* Your instructions
Check every line below for the string "requisitions", and copy the lines that contain it.

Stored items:
###
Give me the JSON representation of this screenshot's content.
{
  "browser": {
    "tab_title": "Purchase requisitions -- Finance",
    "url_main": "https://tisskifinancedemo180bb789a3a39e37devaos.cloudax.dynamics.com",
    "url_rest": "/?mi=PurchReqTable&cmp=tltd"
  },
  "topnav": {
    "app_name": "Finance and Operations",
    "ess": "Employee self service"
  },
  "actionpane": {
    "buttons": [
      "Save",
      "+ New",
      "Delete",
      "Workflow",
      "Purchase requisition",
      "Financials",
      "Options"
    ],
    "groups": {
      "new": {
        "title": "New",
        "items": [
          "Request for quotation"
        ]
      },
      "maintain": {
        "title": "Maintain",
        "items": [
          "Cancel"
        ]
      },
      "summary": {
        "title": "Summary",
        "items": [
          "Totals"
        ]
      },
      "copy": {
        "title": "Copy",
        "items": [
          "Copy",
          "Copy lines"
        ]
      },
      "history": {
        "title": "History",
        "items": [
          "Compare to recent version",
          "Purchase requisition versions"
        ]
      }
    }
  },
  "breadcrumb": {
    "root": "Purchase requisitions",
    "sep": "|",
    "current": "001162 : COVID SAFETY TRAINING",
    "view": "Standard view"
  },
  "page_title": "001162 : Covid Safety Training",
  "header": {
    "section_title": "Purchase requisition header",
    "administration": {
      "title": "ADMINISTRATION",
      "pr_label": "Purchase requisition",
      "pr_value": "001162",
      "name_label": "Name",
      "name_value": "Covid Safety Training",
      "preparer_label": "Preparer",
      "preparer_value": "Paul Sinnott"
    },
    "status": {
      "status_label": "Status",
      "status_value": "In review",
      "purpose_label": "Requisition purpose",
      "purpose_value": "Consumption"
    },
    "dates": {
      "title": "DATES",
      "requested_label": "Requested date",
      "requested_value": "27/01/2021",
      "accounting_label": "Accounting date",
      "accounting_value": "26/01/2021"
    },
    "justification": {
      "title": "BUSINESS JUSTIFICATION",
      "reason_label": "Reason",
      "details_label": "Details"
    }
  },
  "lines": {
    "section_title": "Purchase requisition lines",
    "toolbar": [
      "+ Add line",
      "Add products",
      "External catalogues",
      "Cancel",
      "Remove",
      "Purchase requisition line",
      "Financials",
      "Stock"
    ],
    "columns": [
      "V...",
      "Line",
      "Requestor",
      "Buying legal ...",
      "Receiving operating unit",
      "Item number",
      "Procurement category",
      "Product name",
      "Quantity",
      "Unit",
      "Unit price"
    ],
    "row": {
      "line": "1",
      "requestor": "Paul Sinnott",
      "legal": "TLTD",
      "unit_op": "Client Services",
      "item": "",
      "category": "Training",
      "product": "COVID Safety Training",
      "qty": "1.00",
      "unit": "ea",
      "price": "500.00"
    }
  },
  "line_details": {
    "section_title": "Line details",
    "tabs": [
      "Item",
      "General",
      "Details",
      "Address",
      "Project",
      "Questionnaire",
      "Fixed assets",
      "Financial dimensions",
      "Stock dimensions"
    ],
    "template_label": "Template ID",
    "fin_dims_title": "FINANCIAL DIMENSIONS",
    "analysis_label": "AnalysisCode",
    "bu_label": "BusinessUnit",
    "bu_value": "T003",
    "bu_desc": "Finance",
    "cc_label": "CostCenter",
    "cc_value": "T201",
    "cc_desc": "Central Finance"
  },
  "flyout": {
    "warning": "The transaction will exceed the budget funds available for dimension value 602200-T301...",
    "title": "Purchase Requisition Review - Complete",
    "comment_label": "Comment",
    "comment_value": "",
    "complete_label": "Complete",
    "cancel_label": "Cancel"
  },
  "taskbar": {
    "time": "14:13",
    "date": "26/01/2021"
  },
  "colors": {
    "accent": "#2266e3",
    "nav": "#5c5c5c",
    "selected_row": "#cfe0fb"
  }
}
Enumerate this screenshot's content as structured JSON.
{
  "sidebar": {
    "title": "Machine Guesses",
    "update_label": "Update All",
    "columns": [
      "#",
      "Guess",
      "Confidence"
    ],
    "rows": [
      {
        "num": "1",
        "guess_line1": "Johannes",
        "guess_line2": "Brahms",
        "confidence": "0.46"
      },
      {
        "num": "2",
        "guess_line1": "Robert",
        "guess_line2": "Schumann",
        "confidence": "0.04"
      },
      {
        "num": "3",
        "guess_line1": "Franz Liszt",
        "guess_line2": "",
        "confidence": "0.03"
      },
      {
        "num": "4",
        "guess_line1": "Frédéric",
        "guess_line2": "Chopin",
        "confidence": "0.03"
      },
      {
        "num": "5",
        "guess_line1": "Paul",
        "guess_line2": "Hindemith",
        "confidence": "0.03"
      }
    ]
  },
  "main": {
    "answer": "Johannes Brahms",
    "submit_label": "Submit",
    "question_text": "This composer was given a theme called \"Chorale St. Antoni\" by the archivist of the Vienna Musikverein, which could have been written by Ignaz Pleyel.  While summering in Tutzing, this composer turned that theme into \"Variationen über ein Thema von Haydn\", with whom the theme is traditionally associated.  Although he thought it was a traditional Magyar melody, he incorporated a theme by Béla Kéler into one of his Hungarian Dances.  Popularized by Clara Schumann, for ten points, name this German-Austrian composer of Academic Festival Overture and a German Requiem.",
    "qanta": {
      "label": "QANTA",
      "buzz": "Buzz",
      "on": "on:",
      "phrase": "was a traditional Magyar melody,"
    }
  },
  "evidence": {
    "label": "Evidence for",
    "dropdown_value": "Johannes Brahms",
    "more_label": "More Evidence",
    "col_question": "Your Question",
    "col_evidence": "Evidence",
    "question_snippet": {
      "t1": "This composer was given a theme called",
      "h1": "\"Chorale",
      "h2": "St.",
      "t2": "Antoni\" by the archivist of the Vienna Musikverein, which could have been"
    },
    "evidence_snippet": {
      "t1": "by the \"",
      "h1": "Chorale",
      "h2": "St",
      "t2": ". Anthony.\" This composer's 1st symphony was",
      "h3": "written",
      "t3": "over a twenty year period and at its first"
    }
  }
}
###
* Exercise answer
    "tab_title": "Purchase requisitions -- Finance",
    "root": "Purchase requisitions",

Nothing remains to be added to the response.